**Task prompt**
Every line of the material is to be quoted verbatim, minus the pictures.

**Supplied information**
----
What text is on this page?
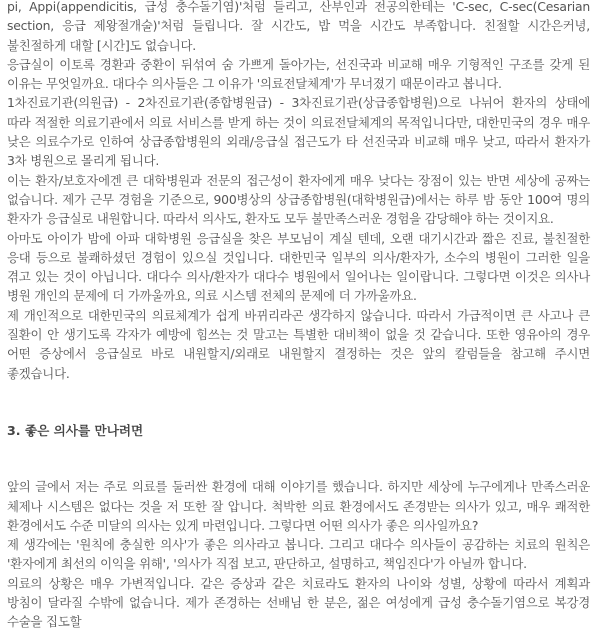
pi, Appi(appendicitis, 급성 충수돌기염)'처럼 들리고, 산부인과 전공의한테는 'C-sec, C-sec(Cesarian section, 응급 제왕절개술)'처럼 들립니다. 잘 시간도, 밥 먹을 시간도 부족합니다. 친절할 시간은커녕, 불친절하게 대할 [시간]도 없습니다.

응급실이 이토록 경환과 중환이 뒤섞여 숨 가쁘게 돌아가는, 선진국과 비교해 매우 기형적인 구조를 갖게 된 이유는 무엇일까요. 대다수 의사들은 그 이유가 '의료전달체계'가 무너졌기 때문이라고 봅니다.

1차진료기관(의원급) - 2차진료기관(종합병원급) - 3차진료기관(상급종합병원)으로 나뉘어 환자의 상태에 따라 적절한 의료기관에서 의료 서비스를 받게 하는 것이 의료전달체계의 목적입니다만, 대한민국의 경우 매우 낮은 의료수가로 인하여 상급종합병원의 외래/응급실 접근도가 타 선진국과 비교해 매우 낮고, 따라서 환자가 3차 병원으로 몰리게 됩니다.

이는 환자/보호자에겐 큰 대학병원과 전문의 접근성이 환자에게 매우 낮다는 장점이 있는 반면 세상에 공짜는 없습니다. 제가 근무 경험을 기준으로, 900병상의 상급종합병원(대학병원급)에서는 하루 밤 동안 100여 명의 환자가 응급실로 내원합니다. 따라서 의사도, 환자도 모두 불만족스러운 경험을 감당해야 하는 것이지요.

아마도 아이가 밤에 아파 대학병원 응급실을 찾은 부모님이 계실 텐데, 오랜 대기시간과 짧은 진료, 불친절한 응대 등으로 불쾌하셨던 경험이 있으실 것입니다. 대한민국 일부의 의사/환자가, 소수의 병원이 그러한 일을 겪고 있는 것이 아닙니다. 대다수 의사/환자가 대다수 병원에서 일어나는 일이랍니다. 그렇다면 이것은 의사나 병원 개인의 문제에 더 가까울까요, 의료 시스템 전체의 문제에 더 가까울까요.

제 개인적으로 대한민국의 의료체계가 쉽게 바뀌리라곤 생각하지 않습니다. 따라서 가급적이면 큰 사고나 큰 질환이 안 생기도록 각자가 예방에 힘쓰는 것 말고는 특별한 대비책이 없을 것 같습니다. 또한 영유아의 경우 어떤 증상에서 응급실로 바로 내원할지/외래로 내원할지 결정하는 것은 앞의 칼럼들을 참고해 주시면 좋겠습니다.

3. 좋은 의사를 만나려면

앞의 글에서 저는 주로 의료를 둘러싼 환경에 대해 이야기를 했습니다. 하지만 세상에 누구에게나 만족스러운 체제나 시스템은 없다는 것을 저 또한 잘 압니다. 척박한 의료 환경에서도 존경받는 의사가 있고, 매우 쾌적한 환경에서도 수준 미달의 의사는 있게 마련입니다. 그렇다면 어떤 의사가 좋은 의사일까요?

제 생각에는 '원칙에 충실한 의사'가 좋은 의사라고 봅니다. 그리고 대다수 의사들이 공감하는 치료의 원칙은 '환자에게 최선의 이익을 위해', '의사가 직접 보고, 판단하고, 설명하고, 책임진다'가 아닐까 합니다.

의료의 상황은 매우 가변적입니다. 같은 증상과 같은 치료라도 환자의 나이와 성별, 상황에 따라서 계획과 방침이 달라질 수밖에 없습니다. 제가 존경하는 선배님 한 분은, 젊은 여성에게 급성 충수돌기염으로 복강경 수술을 집도할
----
**Response**
What text is on this page?
pi, Appi(appendicitis, 급성 충수돌기염)'처럼 들리고, 산부인과 전공의한테는 'C-sec, C-sec(Cesarian section, 응급 제왕절개술)'처럼 들립니다. 잘 시간도, 밥 먹을 시간도 부족합니다. 친절할 시간은커녕, 불친절하게 대할 [시간]도 없습니다.

응급실이 이토록 경환과 중환이 뒤섞여 숨 가쁘게 돌아가는, 선진국과 비교해 매우 기형적인 구조를 갖게 된 이유는 무엇일까요. 대다수 의사들은 그 이유가 '의료전달체계'가 무너졌기 때문이라고 봅니다.

1차진료기관(의원급) - 2차진료기관(종합병원급) - 3차진료기관(상급종합병원)으로 나뉘어 환자의 상태에 따라 적절한 의료기관에서 의료 서비스를 받게 하는 것이 의료전달체계의 목적입니다만, 대한민국의 경우 매우 낮은 의료수가로 인하여 상급종합병원의 외래/응급실 접근도가 타 선진국과 비교해 매우 낮고, 따라서 환자가 3차 병원으로 몰리게 됩니다.

이는 환자/보호자에겐 큰 대학병원과 전문의 접근성이 환자에게 매우 낮다는 장점이 있는 반면 세상에 공짜는 없습니다. 제가 근무 경험을 기준으로, 900병상의 상급종합병원(대학병원급)에서는 하루 밤 동안 100여 명의 환자가 응급실로 내원합니다. 따라서 의사도, 환자도 모두 불만족스러운 경험을 감당해야 하는 것이지요.

아마도 아이가 밤에 아파 대학병원 응급실을 찾은 부모님이 계실 텐데, 오랜 대기시간과 짧은 진료, 불친절한 응대 등으로 불쾌하셨던 경험이 있으실 것입니다. 대한민국 일부의 의사/환자가, 소수의 병원이 그러한 일을 겪고 있는 것이 아닙니다. 대다수 의사/환자가 대다수 병원에서 일어나는 일이랍니다. 그렇다면 이것은 의사나 병원 개인의 문제에 더 가까울까요, 의료 시스템 전체의 문제에 더 가까울까요.

제 개인적으로 대한민국의 의료체계가 쉽게 바뀌리라곤 생각하지 않습니다. 따라서 가급적이면 큰 사고나 큰 질환이 안 생기도록 각자가 예방에 힘쓰는 것 말고는 특별한 대비책이 없을 것 같습니다. 또한 영유아의 경우 어떤 증상에서 응급실로 바로 내원할지/외래로 내원할지 결정하는 것은 앞의 칼럼들을 참고해 주시면 좋겠습니다.

3. 좋은 의사를 만나려면

앞의 글에서 저는 주로 의료를 둘러싼 환경에 대해 이야기를 했습니다. 하지만 세상에 누구에게나 만족스러운 체제나 시스템은 없다는 것을 저 또한 잘 압니다. 척박한 의료 환경에서도 존경받는 의사가 있고, 매우 쾌적한 환경에서도 수준 미달의 의사는 있게 마련입니다. 그렇다면 어떤 의사가 좋은 의사일까요?

제 생각에는 '원칙에 충실한 의사'가 좋은 의사라고 봅니다. 그리고 대다수 의사들이 공감하는 치료의 원칙은 '환자에게 최선의 이익을 위해', '의사가 직접 보고, 판단하고, 설명하고, 책임진다'가 아닐까 합니다.

의료의 상황은 매우 가변적입니다. 같은 증상과 같은 치료라도 환자의 나이와 성별, 상황에 따라서 계획과 방침이 달라질 수밖에 없습니다. 제가 존경하는 선배님 한 분은, 젊은 여성에게 급성 충수돌기염으로 복강경 수술을 집도할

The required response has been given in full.